What is the number of lines in the data holding the word "JSON"? Give that number by itself.

[Data entries]
________
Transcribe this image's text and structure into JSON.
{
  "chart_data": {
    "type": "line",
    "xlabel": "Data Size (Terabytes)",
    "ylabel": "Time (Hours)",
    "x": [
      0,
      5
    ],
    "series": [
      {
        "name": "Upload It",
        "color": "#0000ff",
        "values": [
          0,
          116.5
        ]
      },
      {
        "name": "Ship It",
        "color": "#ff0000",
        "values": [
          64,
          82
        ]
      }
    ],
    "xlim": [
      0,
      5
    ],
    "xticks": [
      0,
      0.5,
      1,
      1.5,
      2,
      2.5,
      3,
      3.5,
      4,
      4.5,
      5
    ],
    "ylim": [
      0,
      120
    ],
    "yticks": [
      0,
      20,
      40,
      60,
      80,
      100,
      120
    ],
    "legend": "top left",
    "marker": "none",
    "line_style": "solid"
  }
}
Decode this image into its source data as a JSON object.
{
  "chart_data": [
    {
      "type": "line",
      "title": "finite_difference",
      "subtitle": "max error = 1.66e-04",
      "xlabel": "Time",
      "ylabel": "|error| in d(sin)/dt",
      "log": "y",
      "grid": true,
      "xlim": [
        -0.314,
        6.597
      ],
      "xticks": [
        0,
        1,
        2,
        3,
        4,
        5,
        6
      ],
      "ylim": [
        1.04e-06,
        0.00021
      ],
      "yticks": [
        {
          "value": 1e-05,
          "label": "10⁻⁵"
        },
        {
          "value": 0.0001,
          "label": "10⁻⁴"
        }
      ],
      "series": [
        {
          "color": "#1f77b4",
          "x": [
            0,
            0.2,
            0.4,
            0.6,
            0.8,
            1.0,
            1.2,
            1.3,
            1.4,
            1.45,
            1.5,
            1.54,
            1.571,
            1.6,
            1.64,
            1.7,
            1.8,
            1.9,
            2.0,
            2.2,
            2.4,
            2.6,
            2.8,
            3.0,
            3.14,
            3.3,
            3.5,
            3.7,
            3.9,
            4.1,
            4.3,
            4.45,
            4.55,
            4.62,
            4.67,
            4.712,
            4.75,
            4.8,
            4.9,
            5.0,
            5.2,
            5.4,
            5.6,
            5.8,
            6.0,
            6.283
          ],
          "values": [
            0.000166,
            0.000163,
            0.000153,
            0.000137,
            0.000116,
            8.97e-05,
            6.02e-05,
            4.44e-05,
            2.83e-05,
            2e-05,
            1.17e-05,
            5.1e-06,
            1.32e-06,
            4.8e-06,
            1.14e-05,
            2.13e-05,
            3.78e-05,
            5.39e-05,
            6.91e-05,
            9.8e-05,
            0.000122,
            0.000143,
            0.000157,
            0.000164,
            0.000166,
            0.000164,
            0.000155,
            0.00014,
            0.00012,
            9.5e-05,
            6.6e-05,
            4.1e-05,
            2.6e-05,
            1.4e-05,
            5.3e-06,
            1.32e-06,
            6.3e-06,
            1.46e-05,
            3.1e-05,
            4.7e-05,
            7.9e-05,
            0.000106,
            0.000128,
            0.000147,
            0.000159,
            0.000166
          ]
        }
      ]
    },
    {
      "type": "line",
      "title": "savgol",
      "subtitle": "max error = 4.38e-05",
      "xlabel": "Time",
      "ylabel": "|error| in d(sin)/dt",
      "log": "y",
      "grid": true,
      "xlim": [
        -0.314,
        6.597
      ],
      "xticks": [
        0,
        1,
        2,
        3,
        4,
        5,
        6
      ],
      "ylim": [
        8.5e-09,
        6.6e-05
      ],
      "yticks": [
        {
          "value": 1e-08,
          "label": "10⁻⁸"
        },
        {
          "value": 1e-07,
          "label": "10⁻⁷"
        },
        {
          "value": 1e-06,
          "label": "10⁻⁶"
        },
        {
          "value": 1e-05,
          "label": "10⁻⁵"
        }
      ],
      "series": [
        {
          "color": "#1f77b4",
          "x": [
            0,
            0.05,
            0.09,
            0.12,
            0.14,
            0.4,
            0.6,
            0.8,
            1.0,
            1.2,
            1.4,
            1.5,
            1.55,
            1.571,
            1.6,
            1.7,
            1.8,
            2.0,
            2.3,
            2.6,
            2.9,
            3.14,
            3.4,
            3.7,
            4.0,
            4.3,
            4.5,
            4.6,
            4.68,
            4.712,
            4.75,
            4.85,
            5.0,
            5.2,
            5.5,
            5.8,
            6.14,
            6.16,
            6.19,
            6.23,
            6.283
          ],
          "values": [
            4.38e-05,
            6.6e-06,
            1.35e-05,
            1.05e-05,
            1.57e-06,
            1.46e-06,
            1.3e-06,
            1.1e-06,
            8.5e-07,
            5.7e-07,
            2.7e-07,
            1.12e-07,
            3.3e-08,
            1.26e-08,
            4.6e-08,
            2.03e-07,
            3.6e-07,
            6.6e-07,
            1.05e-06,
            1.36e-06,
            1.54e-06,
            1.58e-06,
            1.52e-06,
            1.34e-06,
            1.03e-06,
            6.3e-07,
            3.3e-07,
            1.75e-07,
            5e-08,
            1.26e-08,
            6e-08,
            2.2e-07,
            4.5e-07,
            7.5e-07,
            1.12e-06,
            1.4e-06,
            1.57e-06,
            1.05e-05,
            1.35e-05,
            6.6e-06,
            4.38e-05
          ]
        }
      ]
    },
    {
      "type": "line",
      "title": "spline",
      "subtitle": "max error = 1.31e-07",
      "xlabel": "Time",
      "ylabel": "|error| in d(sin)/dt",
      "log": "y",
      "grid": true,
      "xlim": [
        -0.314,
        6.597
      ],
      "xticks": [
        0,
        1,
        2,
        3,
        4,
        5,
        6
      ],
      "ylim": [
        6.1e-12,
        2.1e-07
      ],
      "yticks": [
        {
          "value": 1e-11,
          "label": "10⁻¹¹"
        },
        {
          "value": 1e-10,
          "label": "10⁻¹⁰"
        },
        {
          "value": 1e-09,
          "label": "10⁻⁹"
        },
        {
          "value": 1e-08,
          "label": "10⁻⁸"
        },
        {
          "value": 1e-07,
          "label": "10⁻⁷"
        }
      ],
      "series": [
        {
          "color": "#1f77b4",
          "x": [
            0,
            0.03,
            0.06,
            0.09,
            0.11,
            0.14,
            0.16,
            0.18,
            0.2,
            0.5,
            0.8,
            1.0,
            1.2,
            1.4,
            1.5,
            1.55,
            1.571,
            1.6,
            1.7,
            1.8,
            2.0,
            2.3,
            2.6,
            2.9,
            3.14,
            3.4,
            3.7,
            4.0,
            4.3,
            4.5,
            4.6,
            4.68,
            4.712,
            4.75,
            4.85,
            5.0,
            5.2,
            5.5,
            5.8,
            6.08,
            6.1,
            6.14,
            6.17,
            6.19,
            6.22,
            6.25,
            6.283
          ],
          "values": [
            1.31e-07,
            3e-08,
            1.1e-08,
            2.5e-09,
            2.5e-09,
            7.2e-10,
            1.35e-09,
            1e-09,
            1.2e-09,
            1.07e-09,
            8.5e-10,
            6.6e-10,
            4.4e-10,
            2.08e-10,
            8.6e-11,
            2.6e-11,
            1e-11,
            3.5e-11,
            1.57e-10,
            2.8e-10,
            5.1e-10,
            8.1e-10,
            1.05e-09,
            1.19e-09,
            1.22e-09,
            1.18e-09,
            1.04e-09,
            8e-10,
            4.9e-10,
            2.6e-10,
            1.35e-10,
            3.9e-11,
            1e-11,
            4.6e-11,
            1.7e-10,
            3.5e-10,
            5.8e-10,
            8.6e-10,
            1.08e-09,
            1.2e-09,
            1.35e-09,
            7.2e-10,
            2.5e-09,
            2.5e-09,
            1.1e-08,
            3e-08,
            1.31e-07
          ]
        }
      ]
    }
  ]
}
________
◆ TASK ANSWER:
2